-- START --
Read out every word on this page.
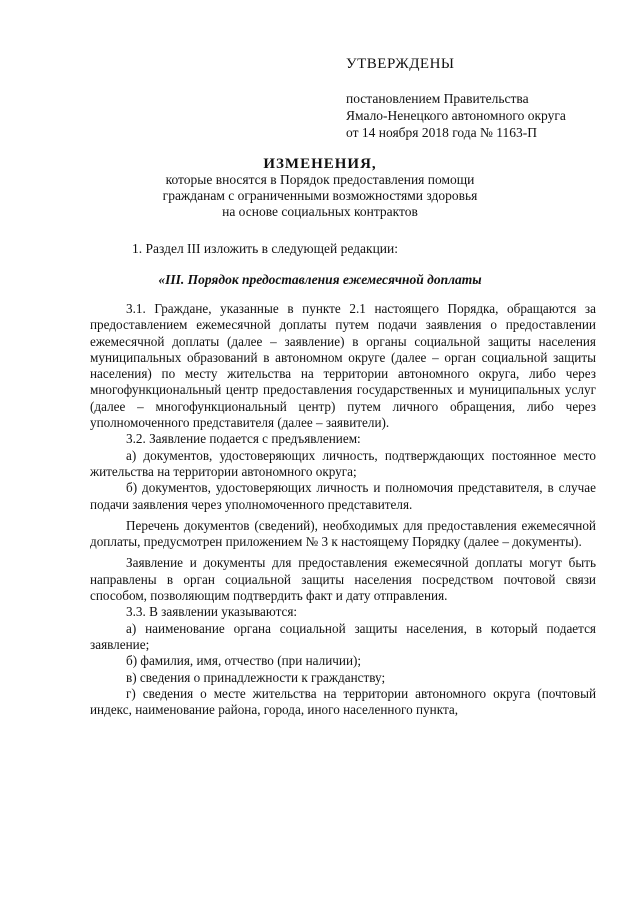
УТВЕРЖДЕНЫ
постановлением Правительства
Ямало-Ненецкого автономного округа
от 14 ноября 2018 года № 1163-П
ИЗМЕНЕНИЯ,
которые вносятся в Порядок предоставления помощи
гражданам с ограниченными возможностями здоровья
на основе социальных контрактов
1. Раздел III изложить в следующей редакции:
«III. Порядок предоставления ежемесячной доплаты

3.1. Граждане, указанные в пункте 2.1 настоящего Порядка, обращаются за предоставлением ежемесячной доплаты путем подачи заявления о предоставлении ежемесячной доплаты (далее – заявление) в органы социальной защиты населения муниципальных образований в автономном округе (далее – орган социальной защиты населения) по месту жительства на территории автономного округа, либо через многофункциональный центр предоставления государственных и муниципальных услуг (далее – многофункциональный центр) путем личного обращения, либо через уполномоченного представителя (далее – заявители).

3.2. Заявление подается с предъявлением:

а) документов, удостоверяющих личность, подтверждающих постоянное место жительства на территории автономного округа;

б) документов, удостоверяющих личность и полномочия представителя, в случае подачи заявления через уполномоченного представителя.

Перечень документов (сведений), необходимых для предоставления ежемесячной доплаты, предусмотрен приложением № 3 к настоящему Порядку (далее – документы).

Заявление и документы для предоставления ежемесячной доплаты могут быть направлены в орган социальной защиты населения посредством почтовой связи способом, позволяющим подтвердить факт и дату отправления.

3.3. В заявлении указываются:

а) наименование органа социальной защиты населения, в который подается заявление;

б) фамилия, имя, отчество (при наличии);

в) сведения о принадлежности к гражданству;

г) сведения о месте жительства на территории автономного округа (почтовый индекс, наименование района, города, иного населенного пункта,
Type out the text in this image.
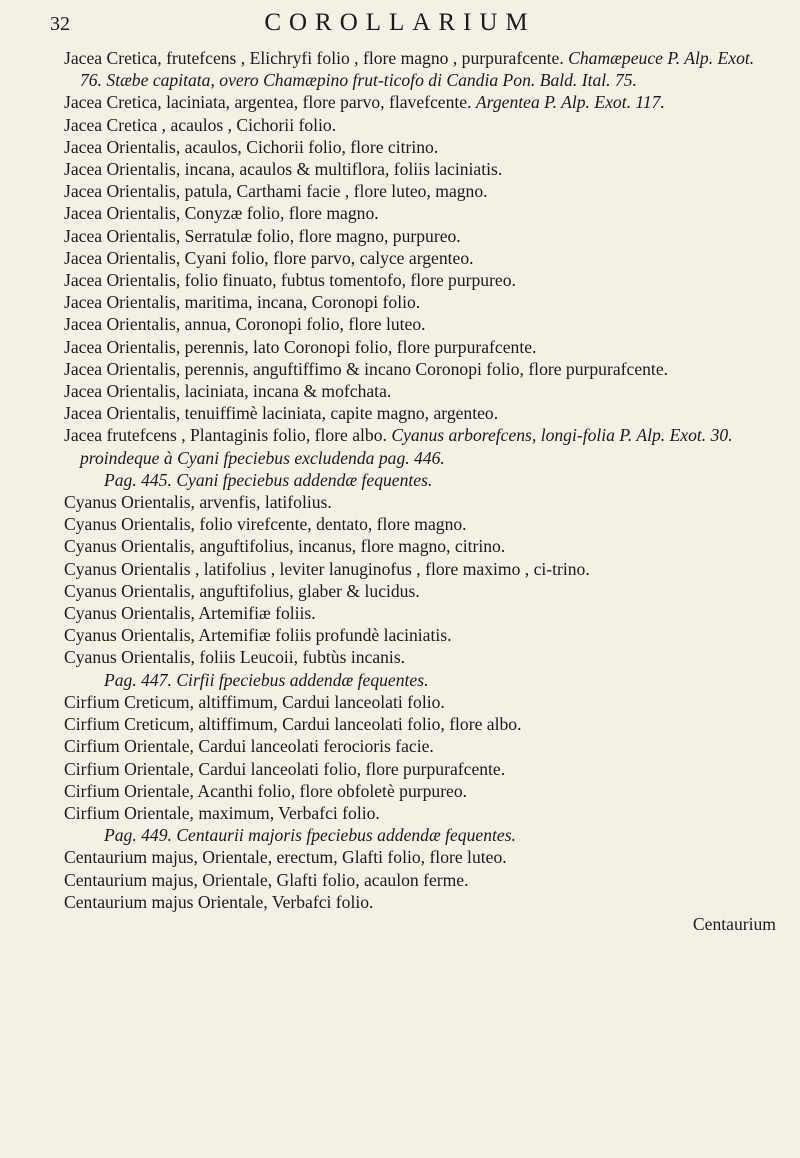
32	COROLLARIUM

Jacea Cretica, frutefcens , Elichryfi folio , flore magno , purpurafcente. Chamæpeuce P. Alp. Exot. 76. Stæbe capitata, overo Chamæpino frut-ticofo di Candia Pon. Bald. Ital. 75.

Jacea Cretica, laciniata, argentea, flore parvo, flavefcente. Argentea P. Alp. Exot. 117.

Jacea Cretica , acaulos , Cichorii folio.

Jacea Orientalis, acaulos, Cichorii folio, flore citrino.

Jacea Orientalis, incana, acaulos & multiflora, foliis laciniatis.

Jacea Orientalis, patula, Carthami facie , flore luteo, magno.

Jacea Orientalis, Conyzæ folio, flore magno.

Jacea Orientalis, Serratulæ folio, flore magno, purpureo.

Jacea Orientalis, Cyani folio, flore parvo, calyce argenteo.

Jacea Orientalis, folio finuato, fubtus tomentofo, flore purpureo.

Jacea Orientalis, maritima, incana, Coronopi folio.

Jacea Orientalis, annua, Coronopi folio, flore luteo.

Jacea Orientalis, perennis, lato Coronopi folio, flore purpurafcente.

Jacea Orientalis, perennis, anguftiffimo & incano Coronopi folio, flore purpurafcente.

Jacea Orientalis, laciniata, incana & mofchata.

Jacea Orientalis, tenuiffimè laciniata, capite magno, argenteo.

Jacea frutefcens , Plantaginis folio, flore albo. Cyanus arborefcens, longi-folia P. Alp. Exot. 30. proindeque à Cyani fpeciebus excludenda pag. 446.

Pag. 445. Cyani fpeciebus addendæ fequentes.

Cyanus Orientalis, arvenfis, latifolius.

Cyanus Orientalis, folio virefcente, dentato, flore magno.

Cyanus Orientalis, anguftifolius, incanus, flore magno, citrino.

Cyanus Orientalis , latifolius , leviter lanuginofus , flore maximo , ci-trino.

Cyanus Orientalis, anguftifolius, glaber & lucidus.

Cyanus Orientalis, Artemifiæ foliis.

Cyanus Orientalis, Artemifiæ foliis profundè laciniatis.

Cyanus Orientalis, foliis Leucoii, fubtùs incanis.

Pag. 447. Cirfii fpeciebus addendæ fequentes.

Cirfium Creticum, altiffimum, Cardui lanceolati folio.

Cirfium Creticum, altiffimum, Cardui lanceolati folio, flore albo.

Cirfium Orientale, Cardui lanceolati ferocioris facie.

Cirfium Orientale, Cardui lanceolati folio, flore purpurafcente.

Cirfium Orientale, Acanthi folio, flore obfoletè purpureo.

Cirfium Orientale, maximum, Verbafci folio.

Pag. 449. Centaurii majoris fpeciebus addendæ fequentes.

Centaurium majus, Orientale, erectum, Glafti folio, flore luteo.

Centaurium majus, Orientale, Glafti folio, acaulon ferme.

Centaurium majus Orientale, Verbafci folio.

Centaurium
-- END --
*OBJECTIVE:* Go through the listing above and locate each line that holds the word "luteo". Copy those lines.

*SOLUTION TO THIS PROBLEM:*
Jacea Orientalis, patula, Carthami facie , flore luteo, magno.
Jacea Orientalis, annua, Coronopi folio, flore luteo.
Centaurium majus, Orientale, erectum, Glafti folio, flore luteo.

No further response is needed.